**WHAT THE TASK ASKS**
Identify and reproduce every line holding the string "Pricing".

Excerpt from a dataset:
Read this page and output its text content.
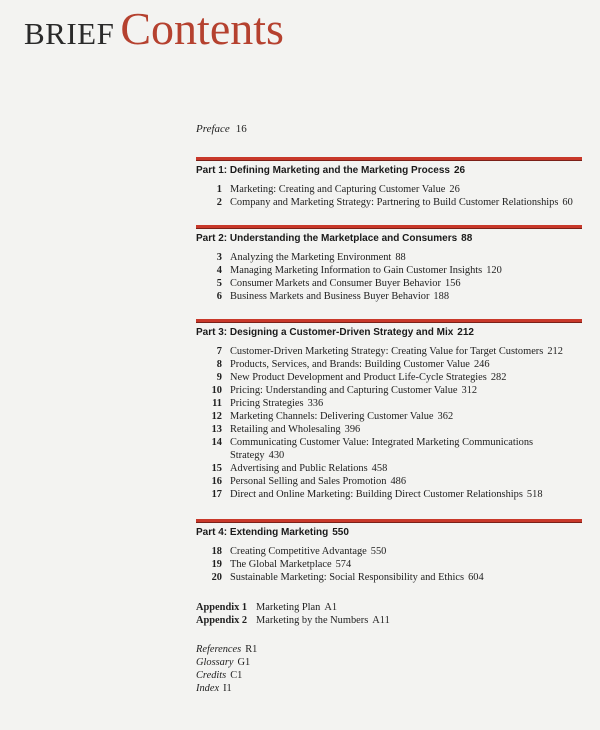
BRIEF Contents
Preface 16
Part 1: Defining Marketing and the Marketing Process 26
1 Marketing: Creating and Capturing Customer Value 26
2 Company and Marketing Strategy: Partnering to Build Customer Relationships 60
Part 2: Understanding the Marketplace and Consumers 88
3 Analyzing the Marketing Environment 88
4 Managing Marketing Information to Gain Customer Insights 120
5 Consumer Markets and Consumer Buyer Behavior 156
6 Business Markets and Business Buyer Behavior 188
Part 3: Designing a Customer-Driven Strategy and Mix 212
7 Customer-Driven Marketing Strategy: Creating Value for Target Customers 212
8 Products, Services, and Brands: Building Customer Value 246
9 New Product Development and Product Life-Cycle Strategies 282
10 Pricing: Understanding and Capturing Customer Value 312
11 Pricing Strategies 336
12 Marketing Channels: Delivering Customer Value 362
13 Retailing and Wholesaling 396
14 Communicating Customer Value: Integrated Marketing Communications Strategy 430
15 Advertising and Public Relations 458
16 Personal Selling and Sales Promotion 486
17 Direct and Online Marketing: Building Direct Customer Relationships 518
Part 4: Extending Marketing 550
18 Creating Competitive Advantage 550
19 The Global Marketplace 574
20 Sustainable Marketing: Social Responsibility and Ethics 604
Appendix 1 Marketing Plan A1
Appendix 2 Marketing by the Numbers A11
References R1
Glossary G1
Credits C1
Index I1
* * *
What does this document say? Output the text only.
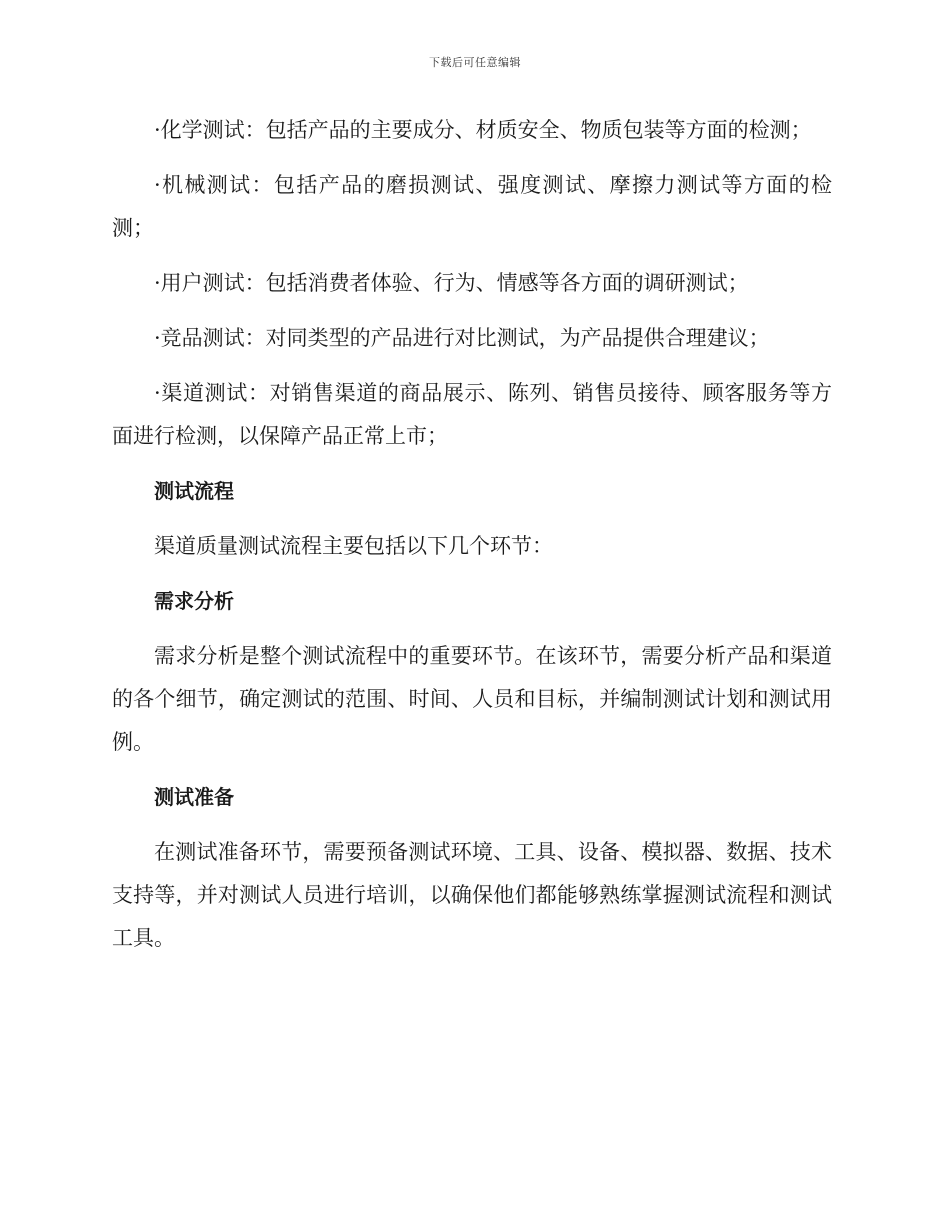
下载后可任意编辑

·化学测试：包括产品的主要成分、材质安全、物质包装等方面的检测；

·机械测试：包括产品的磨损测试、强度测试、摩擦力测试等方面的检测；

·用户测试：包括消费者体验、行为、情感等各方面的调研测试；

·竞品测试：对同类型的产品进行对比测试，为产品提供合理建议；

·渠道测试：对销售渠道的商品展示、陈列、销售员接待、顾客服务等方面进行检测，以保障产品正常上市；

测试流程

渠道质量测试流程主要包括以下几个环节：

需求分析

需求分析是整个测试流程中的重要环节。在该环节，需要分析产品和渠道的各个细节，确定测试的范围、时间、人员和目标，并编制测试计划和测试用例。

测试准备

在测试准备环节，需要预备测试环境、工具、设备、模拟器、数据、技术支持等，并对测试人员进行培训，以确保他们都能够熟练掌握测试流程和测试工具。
...
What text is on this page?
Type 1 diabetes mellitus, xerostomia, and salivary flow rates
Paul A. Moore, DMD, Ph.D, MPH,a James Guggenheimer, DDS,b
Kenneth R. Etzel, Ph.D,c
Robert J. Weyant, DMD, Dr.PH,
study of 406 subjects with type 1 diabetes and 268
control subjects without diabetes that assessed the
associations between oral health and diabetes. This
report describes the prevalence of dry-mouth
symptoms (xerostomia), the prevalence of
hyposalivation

**FINAL ANSWER**
10 Pricing: Understanding and Capturing Customer Value 312
11 Pricing Strategies 336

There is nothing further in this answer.